## Exercise goal
Transcribe each line of the material as it is, and drop any picture.

⟨

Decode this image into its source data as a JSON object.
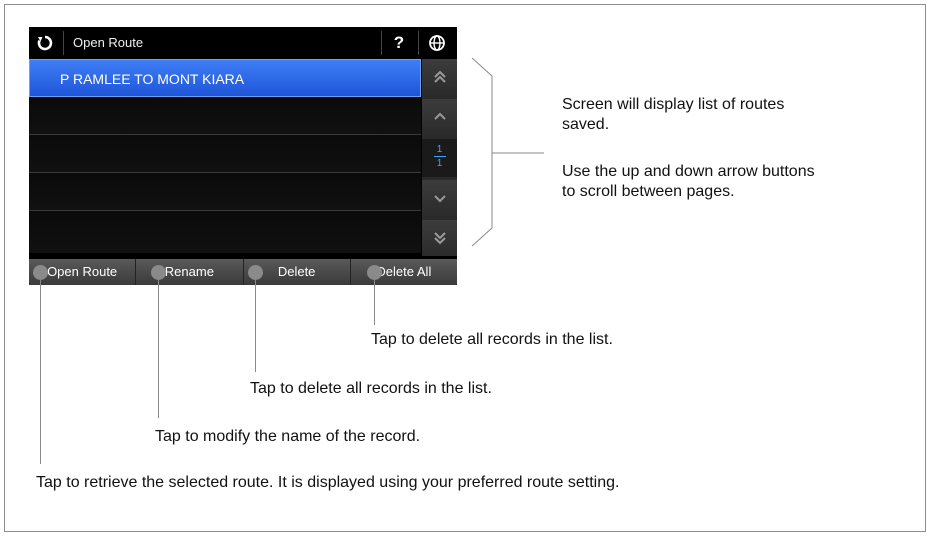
{
  "titlebar": {
    "title": "Open Route",
    "help": "?"
  },
  "routes": [
    "P RAMLEE TO MONT KIARA",
    "",
    "",
    "",
    ""
  ],
  "scroll": {
    "page_current": "1",
    "page_total": "1"
  },
  "bottom_buttons": {
    "open_route": "Open Route",
    "rename": "Rename",
    "delete": "Delete",
    "delete_all": "Delete All"
  },
  "annotations": {
    "list_desc": "Screen will display list of routes saved.",
    "arrows_desc": "Use the up and down arrow buttons to scroll between pages.",
    "delete_all_desc": "Tap to delete all records in the list.",
    "delete_desc": "Tap to delete all records in the list.",
    "rename_desc": "Tap to modify the name of the record.",
    "open_desc": "Tap to retrieve the selected route. It is displayed using your preferred route setting."
  },
  "colors": {
    "selected_row": "#2b66e6",
    "page_indicator": "#3fa2ff",
    "callout_line": "#8a8a8a"
  },
  "icons": [
    "back-arrow-icon",
    "help-icon",
    "globe-icon",
    "double-chevron-up-icon",
    "chevron-up-icon",
    "chevron-down-icon",
    "double-chevron-down-icon"
  ]
}
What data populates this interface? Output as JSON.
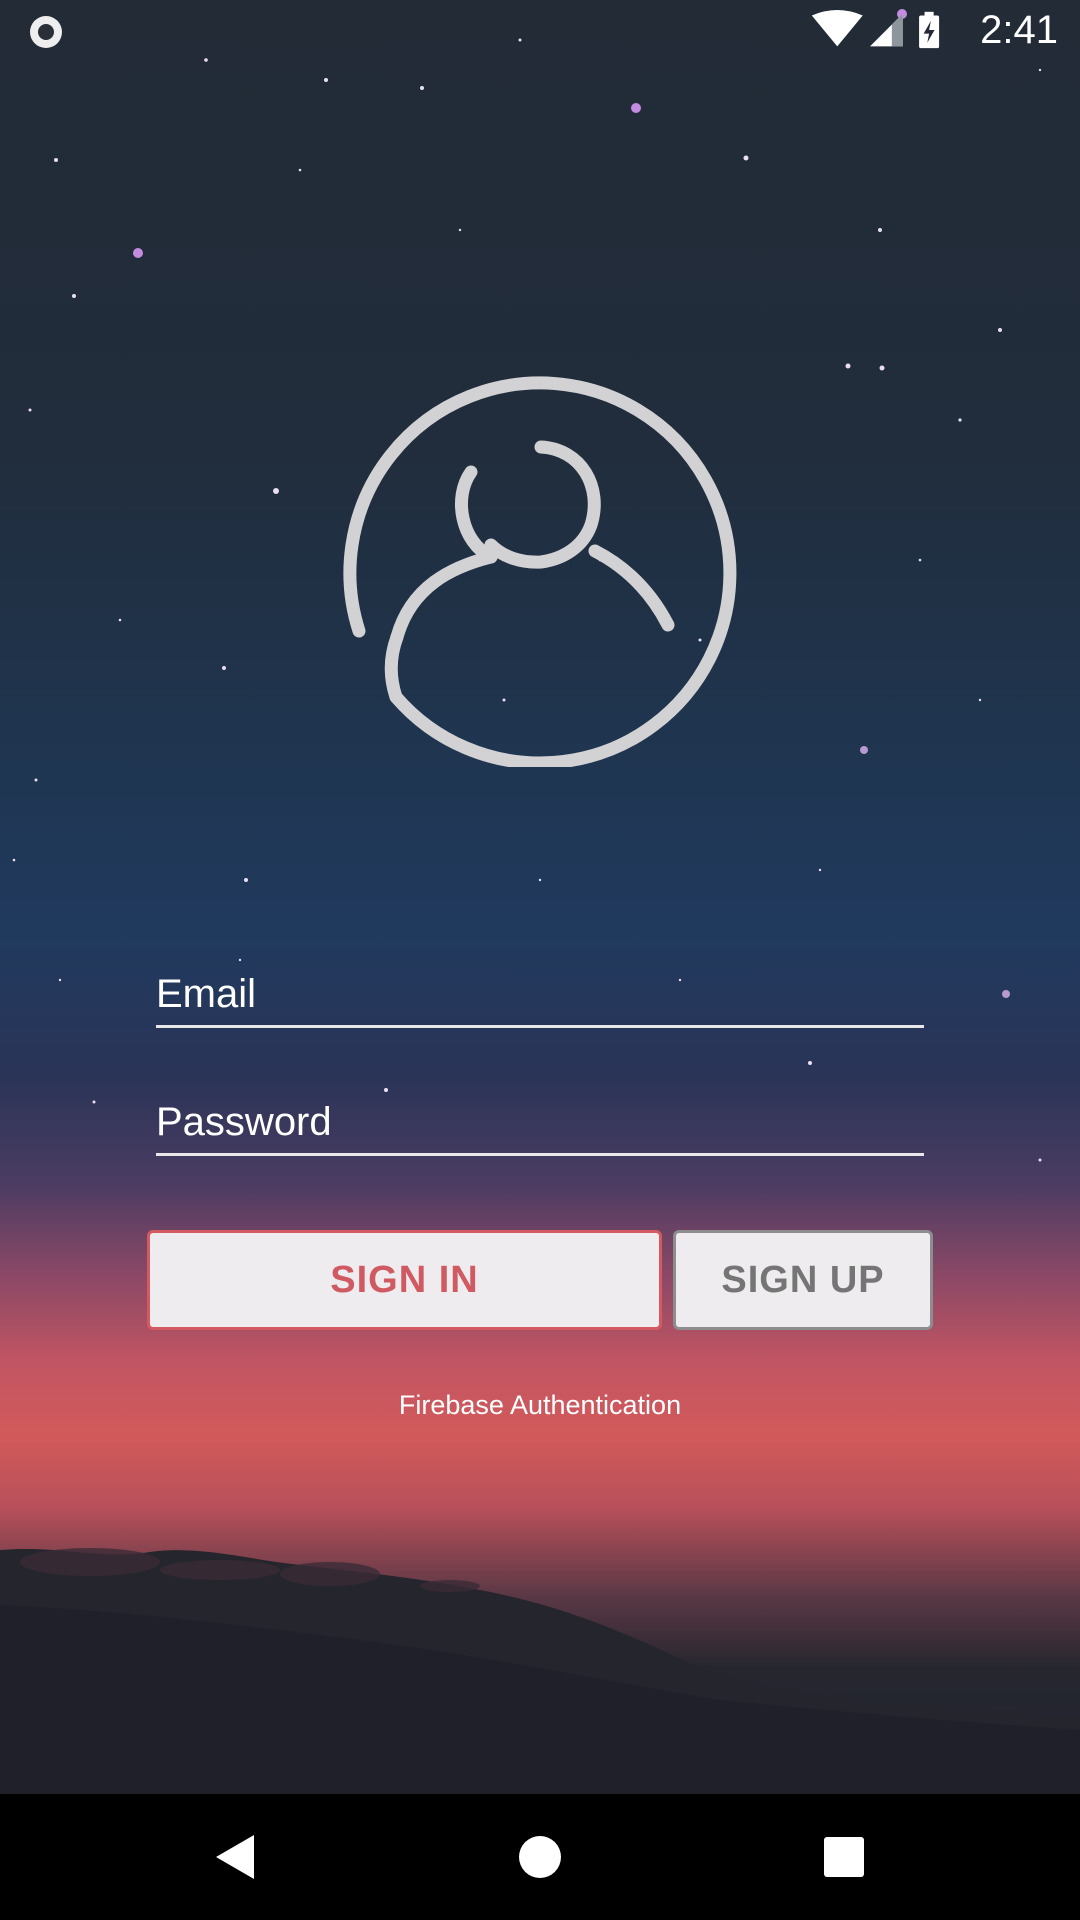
{
  "status_bar": {
    "time": "2:41",
    "icons": [
      "record-indicator-icon",
      "wifi-icon",
      "cell-signal-icon",
      "battery-charging-icon"
    ]
  },
  "login": {
    "avatar_icon": "user-circle-icon",
    "email_placeholder": "Email",
    "password_placeholder": "Password",
    "sign_in_label": "SIGN IN",
    "sign_up_label": "SIGN UP",
    "caption": "Firebase Authentication"
  },
  "nav_bar": {
    "icons": [
      "back-icon",
      "home-icon",
      "recents-icon"
    ]
  },
  "colors": {
    "sign_in_accent": "#cf5a62",
    "sign_up_text": "#757575",
    "button_fill": "#efecef",
    "sky_top": "#222b36",
    "sunset": "#d25a5a"
  }
}
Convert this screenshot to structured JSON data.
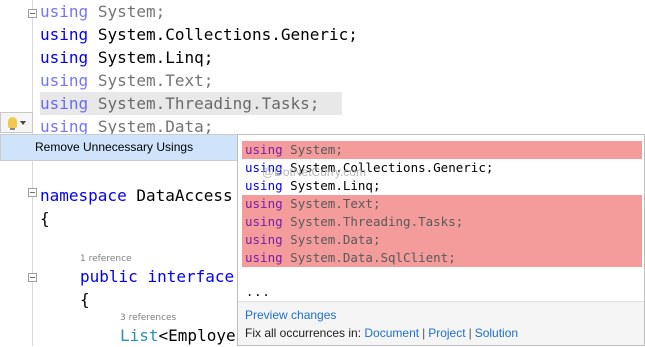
{
  "editor": {
    "usings": [
      {
        "kw": "using",
        "ns": "System;",
        "faded": true
      },
      {
        "kw": "using",
        "ns": "System.Collections.Generic;",
        "faded": false
      },
      {
        "kw": "using",
        "ns": "System.Linq;",
        "faded": false
      },
      {
        "kw": "using",
        "ns": "System.Text;",
        "faded": true
      },
      {
        "kw": "using",
        "ns": "System.Threading.Tasks;",
        "faded": true
      },
      {
        "kw": "using",
        "ns": "System.Data;",
        "faded": true
      }
    ],
    "namespace_kw": "namespace",
    "namespace_name": "DataAccess",
    "open_brace_1": "{",
    "ref_1": "1 reference",
    "public_kw": "public",
    "interface_kw": "interface",
    "open_brace_2": "{",
    "ref_2": "3 references",
    "list_type": "List",
    "list_arg": "<Employe"
  },
  "lightbulb": {
    "icon": "lightbulb-icon",
    "caret": "chevron-down-icon"
  },
  "quick_action_menu": {
    "item": "Remove Unnecessary Usings"
  },
  "preview": {
    "lines": [
      {
        "kw": "using",
        "ns": "System;",
        "removed": true
      },
      {
        "kw": "using",
        "ns": "System.Collections.Generic;",
        "removed": false
      },
      {
        "kw": "using",
        "ns": "System.Linq;",
        "removed": false
      },
      {
        "kw": "using",
        "ns": "System.Text;",
        "removed": true
      },
      {
        "kw": "using",
        "ns": "System.Threading.Tasks;",
        "removed": true
      },
      {
        "kw": "using",
        "ns": "System.Data;",
        "removed": true
      },
      {
        "kw": "using",
        "ns": "System.Data.SqlClient;",
        "removed": true
      }
    ],
    "ellipsis": "...",
    "watermark": "@DotNetCurry.com",
    "preview_changes": "Preview changes",
    "fix_all_label": "Fix all occurrences in:",
    "fix_document": "Document",
    "fix_project": "Project",
    "fix_solution": "Solution",
    "separator": "|"
  }
}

⟩

## Expected answer
Decode this image into its source data as a JSON object.
{
  "titlebar": {
    "title": "Open Route",
    "help": "?"
  },
  "routes": [
    "P RAMLEE TO MONT KIARA",
    "",
    "",
    "",
    ""
  ],
  "scroll": {
    "page_current": "1",
    "page_total": "1"
  },
  "bottom_buttons": {
    "open_route": "Open Route",
    "rename": "Rename",
    "delete": "Delete",
    "delete_all": "Delete All"
  },
  "annotations": {
    "list_desc": "Screen will display list of routes saved.",
    "arrows_desc": "Use the up and down arrow buttons to scroll between pages.",
    "delete_all_desc": "Tap to delete all records in the list.",
    "delete_desc": "Tap to delete all records in the list.",
    "rename_desc": "Tap to modify the name of the record.",
    "open_desc": "Tap to retrieve the selected route. It is displayed using your preferred route setting."
  },
  "colors": {
    "selected_row": "#2b66e6",
    "page_indicator": "#3fa2ff",
    "callout_line": "#8a8a8a"
  },
  "icons": [
    "back-arrow-icon",
    "help-icon",
    "globe-icon",
    "double-chevron-up-icon",
    "chevron-up-icon",
    "chevron-down-icon",
    "double-chevron-down-icon"
  ]
}
What data populates this interface? Output as JSON.
{
  "status_bar": {
    "time": "2:41",
    "icons": [
      "record-indicator-icon",
      "wifi-icon",
      "cell-signal-icon",
      "battery-charging-icon"
    ]
  },
  "login": {
    "avatar_icon": "user-circle-icon",
    "email_placeholder": "Email",
    "password_placeholder": "Password",
    "sign_in_label": "SIGN IN",
    "sign_up_label": "SIGN UP",
    "caption": "Firebase Authentication"
  },
  "nav_bar": {
    "icons": [
      "back-icon",
      "home-icon",
      "recents-icon"
    ]
  },
  "colors": {
    "sign_in_accent": "#cf5a62",
    "sign_up_text": "#757575",
    "button_fill": "#efecef",
    "sky_top": "#222b36",
    "sunset": "#d25a5a"
  }
}
Convert this screenshot to structured JSON data.
{
  "editor": {
    "usings": [
      {
        "kw": "using",
        "ns": "System;",
        "faded": true
      },
      {
        "kw": "using",
        "ns": "System.Collections.Generic;",
        "faded": false
      },
      {
        "kw": "using",
        "ns": "System.Linq;",
        "faded": false
      },
      {
        "kw": "using",
        "ns": "System.Text;",
        "faded": true
      },
      {
        "kw": "using",
        "ns": "System.Threading.Tasks;",
        "faded": true
      },
      {
        "kw": "using",
        "ns": "System.Data;",
        "faded": true
      }
    ],
    "namespace_kw": "namespace",
    "namespace_name": "DataAccess",
    "open_brace_1": "{",
    "ref_1": "1 reference",
    "public_kw": "public",
    "interface_kw": "interface",
    "open_brace_2": "{",
    "ref_2": "3 references",
    "list_type": "List",
    "list_arg": "<Employe"
  },
  "lightbulb": {
    "icon": "lightbulb-icon",
    "caret": "chevron-down-icon"
  },
  "quick_action_menu": {
    "item": "Remove Unnecessary Usings"
  },
  "preview": {
    "lines": [
      {
        "kw": "using",
        "ns": "System;",
        "removed": true
      },
      {
        "kw": "using",
        "ns": "System.Collections.Generic;",
        "removed": false
      },
      {
        "kw": "using",
        "ns": "System.Linq;",
        "removed": false
      },
      {
        "kw": "using",
        "ns": "System.Text;",
        "removed": true
      },
      {
        "kw": "using",
        "ns": "System.Threading.Tasks;",
        "removed": true
      },
      {
        "kw": "using",
        "ns": "System.Data;",
        "removed": true
      },
      {
        "kw": "using",
        "ns": "System.Data.SqlClient;",
        "removed": true
      }
    ],
    "ellipsis": "...",
    "watermark": "@DotNetCurry.com",
    "preview_changes": "Preview changes",
    "fix_all_label": "Fix all occurrences in:",
    "fix_document": "Document",
    "fix_project": "Project",
    "fix_solution": "Solution",
    "separator": "|"
  }
}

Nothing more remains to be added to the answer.